→ **EXERCISE TASKS**
**a.** In the game thread, which team is playing at the Hornets?
**b.** Continue the game thread from where it stops.

→ **EXTRACTED TEXT**
■ ■ ■ ■ ■

I feel like I'm watching the game on a cellphone.

Wow, their bench is torching us.


----------



## Xericx (Oct 29, 2004)

*Re: Game thread: Blazers @ Hornets*

someone shoot in the paint.


----------



## Tooeasy (Nov 4, 2003)

*Re: Game thread: Blazers @ Hornets*

"i gotta sleep diagonal..."


----------



## alext42083 (Nov 7, 2003)

*Re: Game thread: Blazers @ Hornets*

32-inch sandwich? holy crap... haha


----------



## NateBishop3 (Jul 22, 2003)

*Re: Game thread: Blazers @ Hornets*

Nate can't afford to leave these guys in much longer.


----------



## VenomXL (Jan 22, 2008)

I'm hating how the game is going currently, but I'm loving Greg.

Get him Joel!


----------



## alext42083 (Nov 7, 2003)

Joel gets into it with someone every game it seems like..
And Chandler just yaps all the time.


----------



## MARIS61 (Apr 28, 2003)

■ ■ ■ ■ ■

→ **RAW DATA**
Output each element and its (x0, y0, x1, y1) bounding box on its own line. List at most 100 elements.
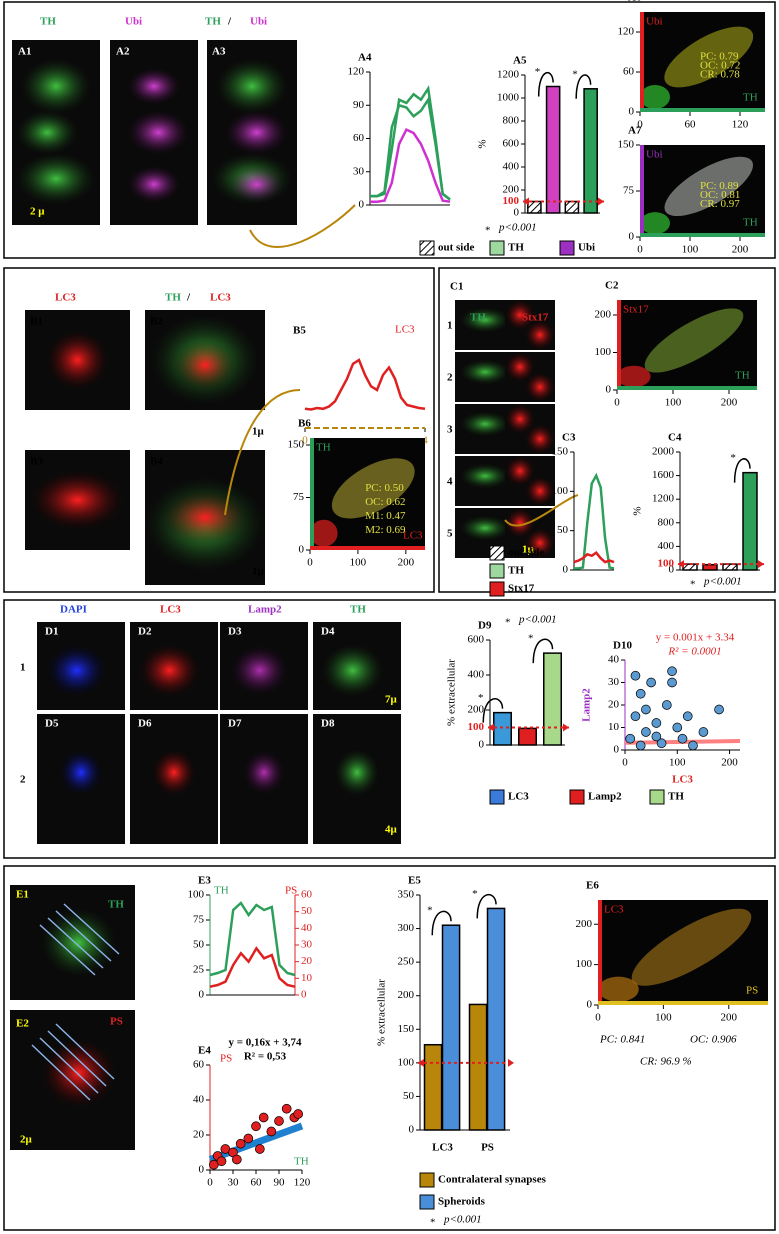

■ ■ ■ ■ ■

→ **RESPONSES TO THE EXERCISE**
**a.** The Blazers.

**b.**
Jarrett's being a hotdog, not a good sign.


----------



## Xericx (Oct 29, 2004)

Greg cracks me up. 

haha.


----------



## Tooeasy (Nov 4, 2003)

chandler and joel have history if i remember right... but chandler was mad because the block he laid was clean but his teammate was the one that made all the contact.


----------



## NateBishop3 (Jul 22, 2003)

Why do we bring the best out in every scrub player in the league?


----------



## alext42083 (Nov 7, 2003)

Ryan Bowen..... is killing us...


----------



## VenomXL (Jan 22, 2008)

Wow, Bowen is tearing us up?


----------



## Tooeasy (Nov 4, 2003)

come on roy, go strong against miniman pargo....


----------



## wastro (Dec 19, 2004)

I follow the NBA pretty regularly, read NBA blogs often and read the NBA stuff in magazines and newspapers.

And I have never heard of Ryan Bowen.


----------



## NateBishop3 (Jul 22, 2003)

Teams aren't falling for the pick and roll anymore. Roy is either going to have to iso or drive and kick.


----------



## NateBishop3 (Jul 22, 2003)

wastro said:


> I follow the NBA pretty regularly, read NBA blogs often and read the NBA stuff in magazines and newspapers.
> 
> And I have never heard of Ryan Bowen.


He played in Denver for his first few years in the league.


----------



## VenomXL (Jan 22, 2008)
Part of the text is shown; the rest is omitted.